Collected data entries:

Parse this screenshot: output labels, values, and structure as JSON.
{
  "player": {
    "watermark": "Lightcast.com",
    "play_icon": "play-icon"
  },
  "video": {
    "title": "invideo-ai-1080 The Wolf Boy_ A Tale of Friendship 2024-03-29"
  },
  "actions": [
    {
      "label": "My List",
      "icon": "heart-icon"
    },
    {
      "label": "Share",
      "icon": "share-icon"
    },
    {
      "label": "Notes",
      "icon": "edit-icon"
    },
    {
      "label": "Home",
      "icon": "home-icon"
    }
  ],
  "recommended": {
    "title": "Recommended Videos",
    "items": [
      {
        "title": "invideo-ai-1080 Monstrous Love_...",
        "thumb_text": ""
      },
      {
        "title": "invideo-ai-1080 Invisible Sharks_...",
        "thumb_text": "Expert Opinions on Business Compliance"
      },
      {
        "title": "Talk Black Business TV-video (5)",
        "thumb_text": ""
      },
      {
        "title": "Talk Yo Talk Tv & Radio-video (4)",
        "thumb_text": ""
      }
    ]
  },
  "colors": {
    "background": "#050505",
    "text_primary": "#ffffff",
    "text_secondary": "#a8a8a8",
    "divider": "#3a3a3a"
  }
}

▶ [Task instructions]:
Repeat all of the entries exactly.

▶ [Output of the task]:
Parse this screenshot: output labels, values, and structure as JSON.
{
  "player": {
    "watermark": "Lightcast.com",
    "play_icon": "play-icon"
  },
  "video": {
    "title": "invideo-ai-1080 The Wolf Boy_ A Tale of Friendship 2024-03-29"
  },
  "actions": [
    {
      "label": "My List",
      "icon": "heart-icon"
    },
    {
      "label": "Share",
      "icon": "share-icon"
    },
    {
      "label": "Notes",
      "icon": "edit-icon"
    },
    {
      "label": "Home",
      "icon": "home-icon"
    }
  ],
  "recommended": {
    "title": "Recommended Videos",
    "items": [
      {
        "title": "invideo-ai-1080 Monstrous Love_...",
        "thumb_text": ""
      },
      {
        "title": "invideo-ai-1080 Invisible Sharks_...",
        "thumb_text": "Expert Opinions on Business Compliance"
      },
      {
        "title": "Talk Black Business TV-video (5)",
        "thumb_text": ""
      },
      {
        "title": "Talk Yo Talk Tv & Radio-video (4)",
        "thumb_text": ""
      }
    ]
  },
  "colors": {
    "background": "#050505",
    "text_primary": "#ffffff",
    "text_secondary": "#a8a8a8",
    "divider": "#3a3a3a"
  }
}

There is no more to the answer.